### Material supplied

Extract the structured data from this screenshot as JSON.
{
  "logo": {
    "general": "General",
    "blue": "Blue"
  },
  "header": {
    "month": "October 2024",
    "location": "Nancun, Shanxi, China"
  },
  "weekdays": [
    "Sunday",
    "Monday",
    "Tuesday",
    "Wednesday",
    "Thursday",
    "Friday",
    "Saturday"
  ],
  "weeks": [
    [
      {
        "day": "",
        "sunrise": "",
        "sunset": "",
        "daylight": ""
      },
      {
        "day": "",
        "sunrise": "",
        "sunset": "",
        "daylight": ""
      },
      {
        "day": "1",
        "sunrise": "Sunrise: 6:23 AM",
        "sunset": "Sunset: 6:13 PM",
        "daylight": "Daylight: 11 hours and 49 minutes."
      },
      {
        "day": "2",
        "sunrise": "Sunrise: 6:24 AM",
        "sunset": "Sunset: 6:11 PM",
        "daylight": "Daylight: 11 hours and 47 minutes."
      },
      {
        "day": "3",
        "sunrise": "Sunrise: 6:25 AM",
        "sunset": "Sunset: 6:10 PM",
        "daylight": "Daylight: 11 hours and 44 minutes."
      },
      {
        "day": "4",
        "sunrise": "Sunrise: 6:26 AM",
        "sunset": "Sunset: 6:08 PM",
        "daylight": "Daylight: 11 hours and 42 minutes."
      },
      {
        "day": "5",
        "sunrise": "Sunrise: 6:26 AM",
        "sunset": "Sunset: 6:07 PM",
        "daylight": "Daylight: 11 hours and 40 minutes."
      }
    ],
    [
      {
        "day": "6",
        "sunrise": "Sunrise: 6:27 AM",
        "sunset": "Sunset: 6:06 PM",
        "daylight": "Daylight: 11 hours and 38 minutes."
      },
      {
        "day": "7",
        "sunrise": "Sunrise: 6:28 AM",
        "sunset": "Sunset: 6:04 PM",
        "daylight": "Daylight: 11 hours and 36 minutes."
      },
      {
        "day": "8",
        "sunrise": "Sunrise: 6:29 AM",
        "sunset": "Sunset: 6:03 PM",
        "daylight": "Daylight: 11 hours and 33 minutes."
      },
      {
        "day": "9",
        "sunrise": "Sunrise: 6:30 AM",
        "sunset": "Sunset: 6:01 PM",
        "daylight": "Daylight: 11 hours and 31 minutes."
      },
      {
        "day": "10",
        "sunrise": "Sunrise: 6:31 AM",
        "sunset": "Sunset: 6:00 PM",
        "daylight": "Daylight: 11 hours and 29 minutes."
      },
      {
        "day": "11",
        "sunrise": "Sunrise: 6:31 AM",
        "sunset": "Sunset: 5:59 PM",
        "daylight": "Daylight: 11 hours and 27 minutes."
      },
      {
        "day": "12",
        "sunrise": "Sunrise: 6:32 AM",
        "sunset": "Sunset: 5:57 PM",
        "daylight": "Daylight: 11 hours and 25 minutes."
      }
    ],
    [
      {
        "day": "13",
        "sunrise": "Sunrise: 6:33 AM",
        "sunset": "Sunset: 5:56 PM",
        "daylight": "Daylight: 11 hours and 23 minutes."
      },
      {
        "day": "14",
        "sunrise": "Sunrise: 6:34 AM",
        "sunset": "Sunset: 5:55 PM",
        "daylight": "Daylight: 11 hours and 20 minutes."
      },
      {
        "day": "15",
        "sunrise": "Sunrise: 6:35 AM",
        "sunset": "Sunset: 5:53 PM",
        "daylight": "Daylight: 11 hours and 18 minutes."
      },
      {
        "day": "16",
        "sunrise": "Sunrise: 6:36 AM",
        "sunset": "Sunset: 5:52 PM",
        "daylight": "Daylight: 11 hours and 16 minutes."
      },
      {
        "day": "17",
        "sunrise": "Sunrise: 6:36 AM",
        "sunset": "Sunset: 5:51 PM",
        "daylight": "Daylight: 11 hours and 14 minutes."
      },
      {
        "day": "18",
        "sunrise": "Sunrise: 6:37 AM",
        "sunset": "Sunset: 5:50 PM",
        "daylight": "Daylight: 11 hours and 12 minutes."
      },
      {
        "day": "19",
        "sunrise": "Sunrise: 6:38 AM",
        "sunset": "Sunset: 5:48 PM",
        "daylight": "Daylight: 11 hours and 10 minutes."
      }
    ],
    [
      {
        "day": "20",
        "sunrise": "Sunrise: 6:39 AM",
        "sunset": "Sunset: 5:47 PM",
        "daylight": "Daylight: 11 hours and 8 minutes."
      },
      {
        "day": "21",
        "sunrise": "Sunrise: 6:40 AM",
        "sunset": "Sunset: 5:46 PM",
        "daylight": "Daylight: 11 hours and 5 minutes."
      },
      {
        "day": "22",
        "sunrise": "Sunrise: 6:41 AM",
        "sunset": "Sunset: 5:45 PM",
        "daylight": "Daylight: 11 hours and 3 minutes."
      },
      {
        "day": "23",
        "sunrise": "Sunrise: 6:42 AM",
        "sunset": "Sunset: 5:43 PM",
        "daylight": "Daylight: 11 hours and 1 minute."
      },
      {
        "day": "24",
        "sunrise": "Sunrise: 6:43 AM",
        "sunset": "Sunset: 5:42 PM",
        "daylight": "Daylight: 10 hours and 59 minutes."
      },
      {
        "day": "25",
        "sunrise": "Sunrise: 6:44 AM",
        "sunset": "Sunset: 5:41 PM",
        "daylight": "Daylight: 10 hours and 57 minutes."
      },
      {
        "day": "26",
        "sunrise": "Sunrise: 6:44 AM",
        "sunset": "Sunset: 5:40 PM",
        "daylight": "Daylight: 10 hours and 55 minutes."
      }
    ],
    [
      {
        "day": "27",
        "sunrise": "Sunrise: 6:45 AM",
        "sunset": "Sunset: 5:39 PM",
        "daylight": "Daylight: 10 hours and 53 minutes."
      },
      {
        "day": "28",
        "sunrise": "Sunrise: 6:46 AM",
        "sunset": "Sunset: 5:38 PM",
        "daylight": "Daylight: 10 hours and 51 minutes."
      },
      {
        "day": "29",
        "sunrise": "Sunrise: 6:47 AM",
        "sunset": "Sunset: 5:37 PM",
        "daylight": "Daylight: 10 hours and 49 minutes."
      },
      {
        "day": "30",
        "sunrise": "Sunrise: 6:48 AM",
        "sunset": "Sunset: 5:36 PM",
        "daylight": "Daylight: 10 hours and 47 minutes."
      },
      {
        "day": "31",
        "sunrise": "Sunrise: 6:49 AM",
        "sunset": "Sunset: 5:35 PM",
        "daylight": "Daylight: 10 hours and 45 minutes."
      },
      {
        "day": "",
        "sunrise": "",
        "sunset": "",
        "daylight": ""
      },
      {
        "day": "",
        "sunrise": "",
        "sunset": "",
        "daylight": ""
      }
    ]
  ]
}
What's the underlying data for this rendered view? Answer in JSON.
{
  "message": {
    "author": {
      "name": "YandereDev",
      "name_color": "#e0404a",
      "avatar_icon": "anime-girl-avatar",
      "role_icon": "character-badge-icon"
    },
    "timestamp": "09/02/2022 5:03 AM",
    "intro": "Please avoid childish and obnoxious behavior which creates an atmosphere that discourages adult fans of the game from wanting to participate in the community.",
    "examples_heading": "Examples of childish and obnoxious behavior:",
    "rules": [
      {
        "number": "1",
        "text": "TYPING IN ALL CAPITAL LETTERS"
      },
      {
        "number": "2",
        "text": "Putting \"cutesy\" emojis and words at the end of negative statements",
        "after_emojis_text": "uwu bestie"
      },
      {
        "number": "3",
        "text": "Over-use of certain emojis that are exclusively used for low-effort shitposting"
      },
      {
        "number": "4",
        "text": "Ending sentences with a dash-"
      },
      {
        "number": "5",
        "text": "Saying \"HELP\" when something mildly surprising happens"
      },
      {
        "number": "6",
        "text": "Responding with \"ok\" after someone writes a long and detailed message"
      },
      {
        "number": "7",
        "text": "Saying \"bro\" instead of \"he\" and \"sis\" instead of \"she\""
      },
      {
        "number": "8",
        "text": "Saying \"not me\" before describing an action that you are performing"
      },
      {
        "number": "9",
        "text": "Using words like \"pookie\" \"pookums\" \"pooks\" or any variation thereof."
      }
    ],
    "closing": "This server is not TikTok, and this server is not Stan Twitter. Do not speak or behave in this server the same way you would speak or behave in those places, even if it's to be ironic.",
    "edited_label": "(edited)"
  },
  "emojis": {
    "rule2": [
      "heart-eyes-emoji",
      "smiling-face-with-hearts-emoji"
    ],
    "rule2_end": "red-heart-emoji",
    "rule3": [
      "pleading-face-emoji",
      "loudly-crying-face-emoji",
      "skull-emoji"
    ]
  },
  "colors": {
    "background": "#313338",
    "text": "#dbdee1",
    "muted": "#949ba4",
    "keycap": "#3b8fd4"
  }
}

######

• [Goal] Return every line above in which the string "with" occurs.

• [Written response]
        "text": "Ending sentences with a dash-"
        "text": "Responding with \"ok\" after someone writes a long and detailed message"
      "smiling-face-with-hearts-emoji"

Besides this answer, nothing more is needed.